Trecho fornecido
'''

A Selic é a taxa básica de juros da economia brasileira, usada como referência para títulos da dívida pública. Empréstimos para empresas e consumidores costumam ter juros acima da Selic devido ao maior risco de inadimplência. No consignado do INSS, o risco é menor porque as parcelas são descontadas diretamente do benefício previdenciário, resultando em juros mais baixos que outras modalidades de crédito pessoal.

Mesmo assim, a definição do teto da taxa gera pressão de bancos e de representantes de aposentados e pensionistas. Segundo Wolney Queiroz, os bancos argumentam que a composição dos juros do consignado não depende apenas da Selic, mas também inclui custos operacionais como folha de pagamento e estrutura física. “Os bancos dizem que a composição do juro não é só o Copom. Eles têm funcionários, prédios e outros pontos que compõem esse custo. Eu concordo e reconheço isso. Tragam os números e vamos sentar com os nossos técnicos e estabelecer um gatilho, para mais e para menos”, afirmou.

'''

Trabalho solicitado
De acordo com o trecho sobre a Selic e o consignado do INSS, por que o risco é menor no consignado do INSS?

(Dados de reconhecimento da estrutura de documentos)

'''

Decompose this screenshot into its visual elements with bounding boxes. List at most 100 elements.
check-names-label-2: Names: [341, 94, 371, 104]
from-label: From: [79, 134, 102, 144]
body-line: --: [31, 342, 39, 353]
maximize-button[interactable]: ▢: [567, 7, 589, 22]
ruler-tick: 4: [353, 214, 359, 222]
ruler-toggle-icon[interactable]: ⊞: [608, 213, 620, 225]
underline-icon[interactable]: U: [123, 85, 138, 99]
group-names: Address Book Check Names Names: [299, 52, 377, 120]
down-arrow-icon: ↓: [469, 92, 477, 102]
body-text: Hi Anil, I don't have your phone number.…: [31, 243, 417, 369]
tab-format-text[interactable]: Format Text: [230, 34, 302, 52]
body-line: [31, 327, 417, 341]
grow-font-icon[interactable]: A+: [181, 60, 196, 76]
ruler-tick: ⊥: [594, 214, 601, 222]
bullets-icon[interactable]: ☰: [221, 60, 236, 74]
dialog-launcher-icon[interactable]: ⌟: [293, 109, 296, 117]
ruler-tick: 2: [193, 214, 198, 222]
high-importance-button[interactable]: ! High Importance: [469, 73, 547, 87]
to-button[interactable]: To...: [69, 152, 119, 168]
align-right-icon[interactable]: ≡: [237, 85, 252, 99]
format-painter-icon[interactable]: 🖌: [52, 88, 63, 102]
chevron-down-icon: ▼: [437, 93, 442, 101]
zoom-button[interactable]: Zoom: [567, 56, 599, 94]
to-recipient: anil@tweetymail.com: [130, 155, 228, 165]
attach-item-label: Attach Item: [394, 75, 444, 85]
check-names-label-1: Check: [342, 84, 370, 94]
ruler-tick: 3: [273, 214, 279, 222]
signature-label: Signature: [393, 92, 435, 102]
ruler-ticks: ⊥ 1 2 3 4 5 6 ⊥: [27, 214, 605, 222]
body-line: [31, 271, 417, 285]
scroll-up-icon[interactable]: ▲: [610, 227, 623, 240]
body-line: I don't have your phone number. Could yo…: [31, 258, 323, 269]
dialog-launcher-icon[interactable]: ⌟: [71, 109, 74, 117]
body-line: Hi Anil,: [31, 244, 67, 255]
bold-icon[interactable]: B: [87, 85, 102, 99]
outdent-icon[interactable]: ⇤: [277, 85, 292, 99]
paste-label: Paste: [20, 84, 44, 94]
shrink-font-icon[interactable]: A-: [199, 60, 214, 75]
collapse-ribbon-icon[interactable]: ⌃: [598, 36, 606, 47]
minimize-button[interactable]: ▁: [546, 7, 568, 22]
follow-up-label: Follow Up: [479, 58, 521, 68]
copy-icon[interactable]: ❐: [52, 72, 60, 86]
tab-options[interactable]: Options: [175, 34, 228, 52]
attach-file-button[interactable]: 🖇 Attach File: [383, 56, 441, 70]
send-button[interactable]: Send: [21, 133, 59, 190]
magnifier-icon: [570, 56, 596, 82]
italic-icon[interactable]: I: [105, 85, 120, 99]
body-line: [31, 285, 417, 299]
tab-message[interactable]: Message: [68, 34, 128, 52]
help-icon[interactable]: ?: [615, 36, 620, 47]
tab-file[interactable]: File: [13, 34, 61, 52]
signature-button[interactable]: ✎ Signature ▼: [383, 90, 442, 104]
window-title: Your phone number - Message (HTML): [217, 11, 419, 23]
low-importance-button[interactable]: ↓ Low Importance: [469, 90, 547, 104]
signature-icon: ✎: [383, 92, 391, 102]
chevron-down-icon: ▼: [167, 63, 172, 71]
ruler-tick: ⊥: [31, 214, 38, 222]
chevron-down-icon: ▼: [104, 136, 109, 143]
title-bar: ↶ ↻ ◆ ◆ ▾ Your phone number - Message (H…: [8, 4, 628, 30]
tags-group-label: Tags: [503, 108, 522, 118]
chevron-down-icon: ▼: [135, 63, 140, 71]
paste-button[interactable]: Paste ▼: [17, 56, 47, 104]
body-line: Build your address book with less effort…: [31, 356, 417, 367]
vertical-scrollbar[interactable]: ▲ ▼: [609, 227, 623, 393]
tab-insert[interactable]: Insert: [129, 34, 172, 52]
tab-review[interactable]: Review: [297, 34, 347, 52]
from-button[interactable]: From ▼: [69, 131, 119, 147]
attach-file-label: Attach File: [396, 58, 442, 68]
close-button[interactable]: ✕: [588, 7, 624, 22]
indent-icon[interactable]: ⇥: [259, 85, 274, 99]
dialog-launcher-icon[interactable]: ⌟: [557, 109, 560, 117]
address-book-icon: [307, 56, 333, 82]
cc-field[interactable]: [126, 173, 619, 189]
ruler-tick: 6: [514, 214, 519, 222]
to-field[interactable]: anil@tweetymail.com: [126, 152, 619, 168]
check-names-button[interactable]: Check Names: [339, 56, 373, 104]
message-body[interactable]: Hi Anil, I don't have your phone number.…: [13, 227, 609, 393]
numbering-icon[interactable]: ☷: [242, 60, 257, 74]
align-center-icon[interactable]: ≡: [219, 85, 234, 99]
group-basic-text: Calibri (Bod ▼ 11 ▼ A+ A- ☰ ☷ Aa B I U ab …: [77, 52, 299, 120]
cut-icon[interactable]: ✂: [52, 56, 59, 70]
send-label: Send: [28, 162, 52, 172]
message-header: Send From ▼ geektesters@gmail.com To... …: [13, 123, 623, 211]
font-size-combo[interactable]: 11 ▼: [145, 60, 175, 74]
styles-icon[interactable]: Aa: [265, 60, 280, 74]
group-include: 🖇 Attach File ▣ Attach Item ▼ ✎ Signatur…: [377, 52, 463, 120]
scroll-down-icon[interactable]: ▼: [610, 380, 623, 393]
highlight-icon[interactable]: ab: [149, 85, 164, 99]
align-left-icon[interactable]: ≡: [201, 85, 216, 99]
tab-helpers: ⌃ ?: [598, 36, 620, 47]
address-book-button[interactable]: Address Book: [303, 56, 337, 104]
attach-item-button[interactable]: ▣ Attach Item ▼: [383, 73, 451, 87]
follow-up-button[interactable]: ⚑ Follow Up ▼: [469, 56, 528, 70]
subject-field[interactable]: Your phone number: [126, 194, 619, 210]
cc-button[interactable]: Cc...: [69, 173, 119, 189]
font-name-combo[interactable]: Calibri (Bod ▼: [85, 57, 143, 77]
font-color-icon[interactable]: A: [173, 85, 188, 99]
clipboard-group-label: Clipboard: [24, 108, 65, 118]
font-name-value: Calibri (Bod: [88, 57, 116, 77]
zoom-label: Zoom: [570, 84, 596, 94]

'''

Espaço da resposta
Porque as parcelas são descontadas diretamente do benefício previdenciário.